* EXERCISE TASK: Repeat every record below exactly as it appears.

* ENTRIES:
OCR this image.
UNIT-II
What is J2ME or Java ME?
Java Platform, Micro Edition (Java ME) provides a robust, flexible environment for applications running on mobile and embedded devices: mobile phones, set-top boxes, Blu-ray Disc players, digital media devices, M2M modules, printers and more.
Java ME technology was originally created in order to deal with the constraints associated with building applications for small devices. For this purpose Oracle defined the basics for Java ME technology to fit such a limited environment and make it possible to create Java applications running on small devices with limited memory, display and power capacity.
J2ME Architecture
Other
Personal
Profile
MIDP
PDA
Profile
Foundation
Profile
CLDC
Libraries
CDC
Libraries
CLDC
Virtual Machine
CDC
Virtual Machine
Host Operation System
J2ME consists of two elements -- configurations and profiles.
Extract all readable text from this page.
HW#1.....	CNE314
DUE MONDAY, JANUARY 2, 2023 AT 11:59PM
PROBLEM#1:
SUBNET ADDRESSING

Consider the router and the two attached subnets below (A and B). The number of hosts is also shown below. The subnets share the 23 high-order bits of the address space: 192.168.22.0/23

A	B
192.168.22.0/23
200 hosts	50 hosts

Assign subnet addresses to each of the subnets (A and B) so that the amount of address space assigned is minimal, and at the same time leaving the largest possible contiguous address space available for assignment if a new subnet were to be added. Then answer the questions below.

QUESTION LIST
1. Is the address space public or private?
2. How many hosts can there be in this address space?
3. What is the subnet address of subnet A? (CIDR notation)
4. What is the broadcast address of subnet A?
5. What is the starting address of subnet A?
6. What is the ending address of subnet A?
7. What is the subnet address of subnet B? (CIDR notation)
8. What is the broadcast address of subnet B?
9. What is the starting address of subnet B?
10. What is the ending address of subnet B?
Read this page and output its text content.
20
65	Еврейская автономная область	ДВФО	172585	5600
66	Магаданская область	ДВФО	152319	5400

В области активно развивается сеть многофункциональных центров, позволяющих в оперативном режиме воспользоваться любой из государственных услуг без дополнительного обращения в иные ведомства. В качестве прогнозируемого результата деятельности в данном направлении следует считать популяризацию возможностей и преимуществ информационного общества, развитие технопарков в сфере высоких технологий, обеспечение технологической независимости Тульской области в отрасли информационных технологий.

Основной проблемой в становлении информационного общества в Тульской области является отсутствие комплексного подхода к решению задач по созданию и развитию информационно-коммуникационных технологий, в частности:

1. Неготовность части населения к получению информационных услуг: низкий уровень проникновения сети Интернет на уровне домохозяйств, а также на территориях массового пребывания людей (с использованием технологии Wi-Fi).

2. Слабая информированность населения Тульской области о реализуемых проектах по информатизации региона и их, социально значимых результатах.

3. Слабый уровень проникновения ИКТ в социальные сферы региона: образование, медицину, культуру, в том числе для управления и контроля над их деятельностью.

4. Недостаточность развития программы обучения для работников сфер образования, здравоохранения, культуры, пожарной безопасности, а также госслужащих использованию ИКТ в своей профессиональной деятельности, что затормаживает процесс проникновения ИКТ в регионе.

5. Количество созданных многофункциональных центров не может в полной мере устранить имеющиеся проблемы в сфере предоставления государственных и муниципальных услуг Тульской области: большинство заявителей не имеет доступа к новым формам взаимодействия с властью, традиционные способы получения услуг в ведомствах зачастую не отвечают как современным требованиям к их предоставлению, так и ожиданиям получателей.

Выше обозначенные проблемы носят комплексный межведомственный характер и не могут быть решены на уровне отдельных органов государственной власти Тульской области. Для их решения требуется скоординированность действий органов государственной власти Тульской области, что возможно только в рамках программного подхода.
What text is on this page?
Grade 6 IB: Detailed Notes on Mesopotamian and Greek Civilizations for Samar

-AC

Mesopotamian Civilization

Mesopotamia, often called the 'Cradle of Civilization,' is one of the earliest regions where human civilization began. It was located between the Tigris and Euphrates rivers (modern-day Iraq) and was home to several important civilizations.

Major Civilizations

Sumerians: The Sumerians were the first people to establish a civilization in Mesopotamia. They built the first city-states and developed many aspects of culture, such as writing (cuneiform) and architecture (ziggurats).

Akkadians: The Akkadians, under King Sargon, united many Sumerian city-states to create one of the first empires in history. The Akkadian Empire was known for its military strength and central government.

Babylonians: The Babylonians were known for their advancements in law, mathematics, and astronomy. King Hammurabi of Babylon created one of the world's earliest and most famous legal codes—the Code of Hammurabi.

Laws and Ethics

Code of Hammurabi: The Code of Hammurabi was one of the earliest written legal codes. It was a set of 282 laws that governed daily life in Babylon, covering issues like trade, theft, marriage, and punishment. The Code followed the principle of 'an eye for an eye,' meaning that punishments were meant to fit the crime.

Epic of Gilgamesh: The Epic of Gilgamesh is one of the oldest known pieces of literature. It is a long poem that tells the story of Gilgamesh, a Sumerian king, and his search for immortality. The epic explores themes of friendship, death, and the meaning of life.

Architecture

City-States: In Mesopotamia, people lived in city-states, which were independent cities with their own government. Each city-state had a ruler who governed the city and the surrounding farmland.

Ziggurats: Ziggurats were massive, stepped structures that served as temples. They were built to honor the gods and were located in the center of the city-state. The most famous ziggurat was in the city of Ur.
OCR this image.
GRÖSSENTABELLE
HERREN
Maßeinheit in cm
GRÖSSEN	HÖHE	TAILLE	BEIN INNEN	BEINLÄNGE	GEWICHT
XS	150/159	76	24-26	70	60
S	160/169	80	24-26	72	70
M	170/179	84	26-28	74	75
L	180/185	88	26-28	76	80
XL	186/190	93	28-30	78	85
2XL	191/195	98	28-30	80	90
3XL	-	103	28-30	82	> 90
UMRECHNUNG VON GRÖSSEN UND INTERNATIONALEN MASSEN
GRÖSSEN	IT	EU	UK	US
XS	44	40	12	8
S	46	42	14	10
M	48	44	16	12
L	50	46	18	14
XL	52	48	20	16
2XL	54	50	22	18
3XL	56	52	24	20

* SOLVED PROBLEM:
OCR this image.
UNIT-II
What is J2ME or Java ME?
Java Platform, Micro Edition (Java ME) provides a robust, flexible environment for applications running on mobile and embedded devices: mobile phones, set-top boxes, Blu-ray Disc players, digital media devices, M2M modules, printers and more.
Java ME technology was originally created in order to deal with the constraints associated with building applications for small devices. For this purpose Oracle defined the basics for Java ME technology to fit such a limited environment and make it possible to create Java applications running on small devices with limited memory, display and power capacity.
J2ME Architecture
Other
Personal
Profile
MIDP
PDA
Profile
Foundation
Profile
CLDC
Libraries
CDC
Libraries
CLDC
Virtual Machine
CDC
Virtual Machine
Host Operation System
J2ME consists of two elements -- configurations and profiles.
Extract all readable text from this page.
HW#1.....	CNE314
DUE MONDAY, JANUARY 2, 2023 AT 11:59PM
PROBLEM#1:
SUBNET ADDRESSING

Consider the router and the two attached subnets below (A and B). The number of hosts is also shown below. The subnets share the 23 high-order bits of the address space: 192.168.22.0/23

A	B
192.168.22.0/23
200 hosts	50 hosts

Assign subnet addresses to each of the subnets (A and B) so that the amount of address space assigned is minimal, and at the same time leaving the largest possible contiguous address space available for assignment if a new subnet were to be added. Then answer the questions below.

QUESTION LIST
1. Is the address space public or private?
2. How many hosts can there be in this address space?
3. What is the subnet address of subnet A? (CIDR notation)
4. What is the broadcast address of subnet A?
5. What is the starting address of subnet A?
6. What is the ending address of subnet A?
7. What is the subnet address of subnet B? (CIDR notation)
8. What is the broadcast address of subnet B?
9. What is the starting address of subnet B?
10. What is the ending address of subnet B?
Read this page and output its text content.
20
65	Еврейская автономная область	ДВФО	172585	5600
66	Магаданская область	ДВФО	152319	5400

В области активно развивается сеть многофункциональных центров, позволяющих в оперативном режиме воспользоваться любой из государственных услуг без дополнительного обращения в иные ведомства. В качестве прогнозируемого результата деятельности в данном направлении следует считать популяризацию возможностей и преимуществ информационного общества, развитие технопарков в сфере высоких технологий, обеспечение технологической независимости Тульской области в отрасли информационных технологий.

Основной проблемой в становлении информационного общества в Тульской области является отсутствие комплексного подхода к решению задач по созданию и развитию информационно-коммуникационных технологий, в частности:

1. Неготовность части населения к получению информационных услуг: низкий уровень проникновения сети Интернет на уровне домохозяйств, а также на территориях массового пребывания людей (с использованием технологии Wi-Fi).

2. Слабая информированность населения Тульской области о реализуемых проектах по информатизации региона и их, социально значимых результатах.

3. Слабый уровень проникновения ИКТ в социальные сферы региона: образование, медицину, культуру, в том числе для управления и контроля над их деятельностью.

4. Недостаточность развития программы обучения для работников сфер образования, здравоохранения, культуры, пожарной безопасности, а также госслужащих использованию ИКТ в своей профессиональной деятельности, что затормаживает процесс проникновения ИКТ в регионе.

5. Количество созданных многофункциональных центров не может в полной мере устранить имеющиеся проблемы в сфере предоставления государственных и муниципальных услуг Тульской области: большинство заявителей не имеет доступа к новым формам взаимодействия с властью, традиционные способы получения услуг в ведомствах зачастую не отвечают как современным требованиям к их предоставлению, так и ожиданиям получателей.

Выше обозначенные проблемы носят комплексный межведомственный характер и не могут быть решены на уровне отдельных органов государственной власти Тульской области. Для их решения требуется скоординированность действий органов государственной власти Тульской области, что возможно только в рамках программного подхода.
What text is on this page?
Grade 6 IB: Detailed Notes on Mesopotamian and Greek Civilizations for Samar

-AC

Mesopotamian Civilization

Mesopotamia, often called the 'Cradle of Civilization,' is one of the earliest regions where human civilization began. It was located between the Tigris and Euphrates rivers (modern-day Iraq) and was home to several important civilizations.

Major Civilizations

Sumerians: The Sumerians were the first people to establish a civilization in Mesopotamia. They built the first city-states and developed many aspects of culture, such as writing (cuneiform) and architecture (ziggurats).

Akkadians: The Akkadians, under King Sargon, united many Sumerian city-states to create one of the first empires in history. The Akkadian Empire was known for its military strength and central government.

Babylonians: The Babylonians were known for their advancements in law, mathematics, and astronomy. King Hammurabi of Babylon created one of the world's earliest and most famous legal codes—the Code of Hammurabi.

Laws and Ethics

Code of Hammurabi: The Code of Hammurabi was one of the earliest written legal codes. It was a set of 282 laws that governed daily life in Babylon, covering issues like trade, theft, marriage, and punishment. The Code followed the principle of 'an eye for an eye,' meaning that punishments were meant to fit the crime.

Epic of Gilgamesh: The Epic of Gilgamesh is one of the oldest known pieces of literature. It is a long poem that tells the story of Gilgamesh, a Sumerian king, and his search for immortality. The epic explores themes of friendship, death, and the meaning of life.

Architecture

City-States: In Mesopotamia, people lived in city-states, which were independent cities with their own government. Each city-state had a ruler who governed the city and the surrounding farmland.

Ziggurats: Ziggurats were massive, stepped structures that served as temples. They were built to honor the gods and were located in the center of the city-state. The most famous ziggurat was in the city of Ur.
OCR this image.
GRÖSSENTABELLE
HERREN
Maßeinheit in cm
GRÖSSEN	HÖHE	TAILLE	BEIN INNEN	BEINLÄNGE	GEWICHT
XS	150/159	76	24-26	70	60
S	160/169	80	24-26	72	70
M	170/179	84	26-28	74	75
L	180/185	88	26-28	76	80
XL	186/190	93	28-30	78	85
2XL	191/195	98	28-30	80	90
3XL	-	103	28-30	82	> 90
UMRECHNUNG VON GRÖSSEN UND INTERNATIONALEN MASSEN
GRÖSSEN	IT	EU	UK	US
XS	44	40	12	8
S	46	42	14	10
M	48	44	16	12
L	50	46	18	14
XL	52	48	20	16
2XL	54	50	22	18
3XL	56	52	24	20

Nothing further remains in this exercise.